STATED TASK »
Write out each line from the data below that includes the word "this".

>>>

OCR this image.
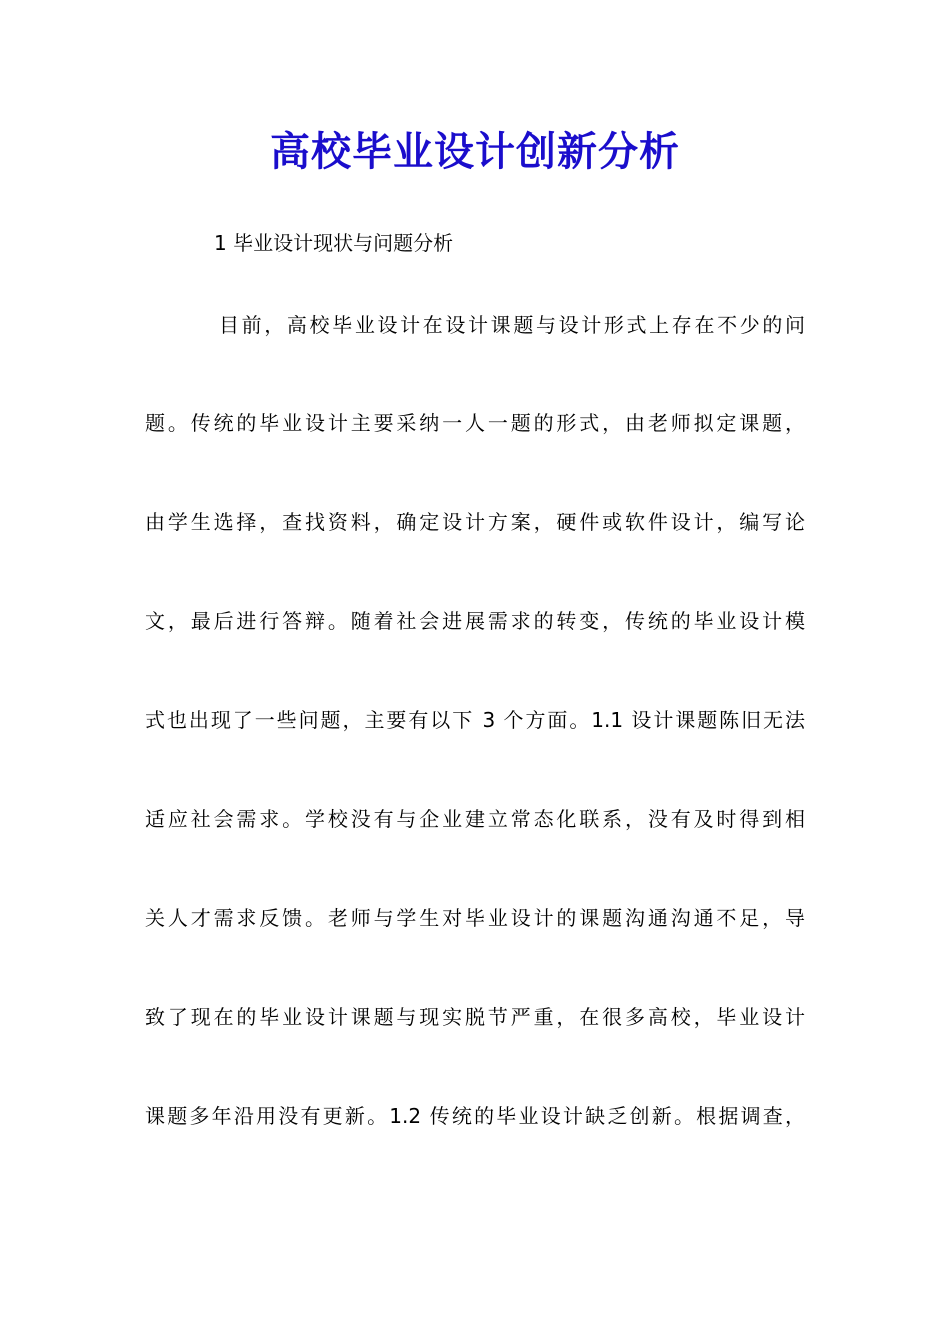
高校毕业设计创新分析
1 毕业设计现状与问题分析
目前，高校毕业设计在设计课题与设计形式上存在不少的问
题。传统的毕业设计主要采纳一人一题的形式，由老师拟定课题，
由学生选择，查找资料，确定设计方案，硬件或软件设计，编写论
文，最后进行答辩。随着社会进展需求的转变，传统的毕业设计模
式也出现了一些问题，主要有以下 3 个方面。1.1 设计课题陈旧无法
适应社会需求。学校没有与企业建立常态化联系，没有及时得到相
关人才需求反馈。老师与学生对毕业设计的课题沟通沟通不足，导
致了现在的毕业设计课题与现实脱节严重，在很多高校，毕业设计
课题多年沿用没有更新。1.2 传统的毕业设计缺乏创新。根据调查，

<<<
>>>

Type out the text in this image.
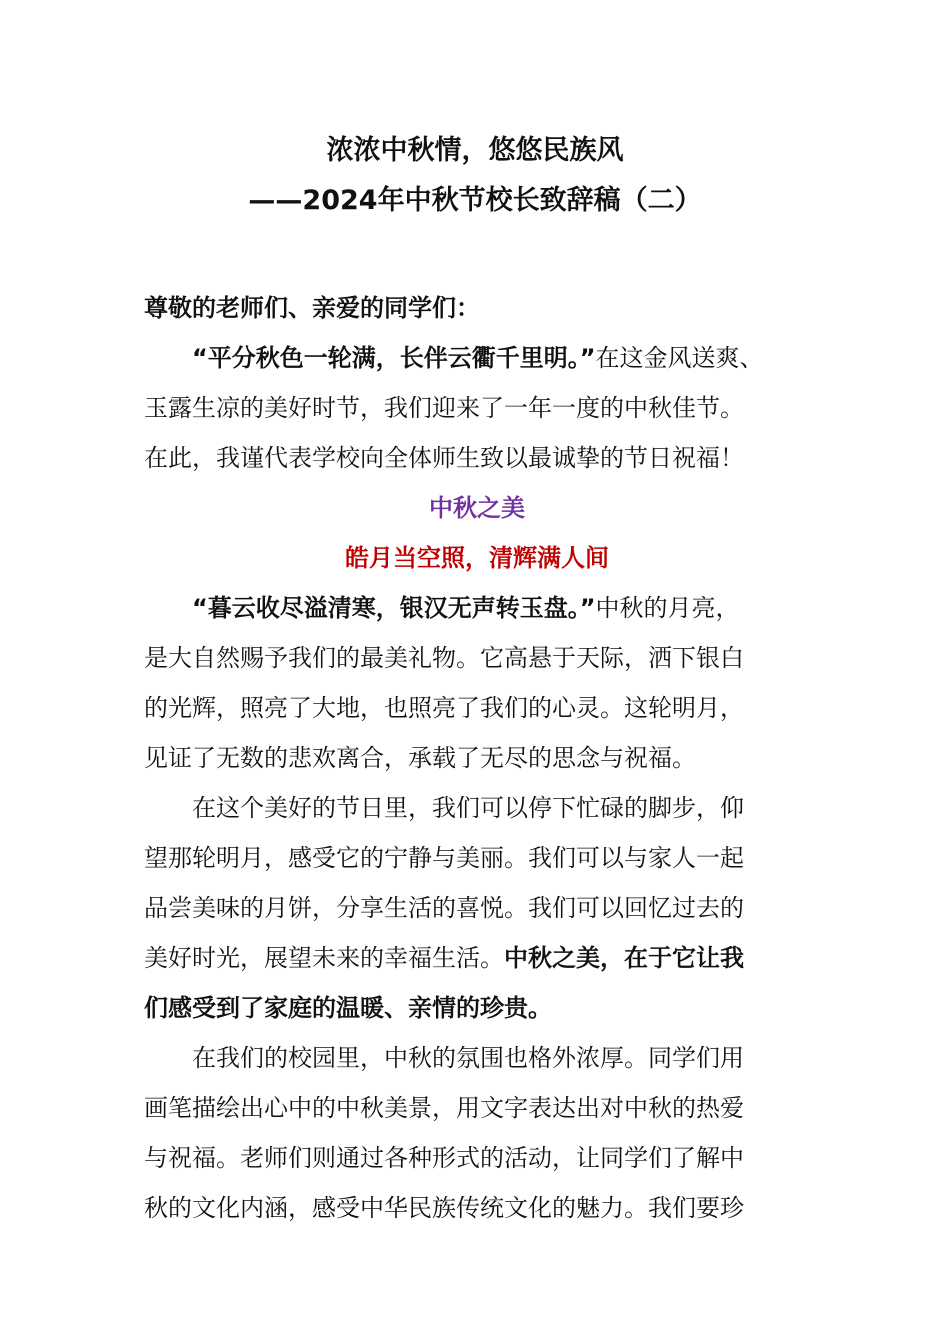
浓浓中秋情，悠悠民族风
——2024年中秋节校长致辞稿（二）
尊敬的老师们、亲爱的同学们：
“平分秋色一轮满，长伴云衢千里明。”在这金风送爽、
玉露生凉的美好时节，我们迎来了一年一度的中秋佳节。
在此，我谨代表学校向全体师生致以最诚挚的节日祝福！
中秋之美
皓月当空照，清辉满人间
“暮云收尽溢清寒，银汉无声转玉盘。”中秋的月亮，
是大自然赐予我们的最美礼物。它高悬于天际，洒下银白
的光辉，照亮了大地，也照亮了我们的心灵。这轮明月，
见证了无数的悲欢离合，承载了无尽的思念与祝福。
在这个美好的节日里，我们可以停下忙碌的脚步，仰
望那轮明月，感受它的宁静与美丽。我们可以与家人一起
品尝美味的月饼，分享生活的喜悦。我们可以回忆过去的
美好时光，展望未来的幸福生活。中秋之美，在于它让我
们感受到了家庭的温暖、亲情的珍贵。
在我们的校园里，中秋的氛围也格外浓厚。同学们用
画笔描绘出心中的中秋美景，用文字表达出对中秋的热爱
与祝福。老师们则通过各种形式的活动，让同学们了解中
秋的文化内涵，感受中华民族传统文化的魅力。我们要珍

<<<

THE ANSWER »
OCR this image.
Type out the text in this image.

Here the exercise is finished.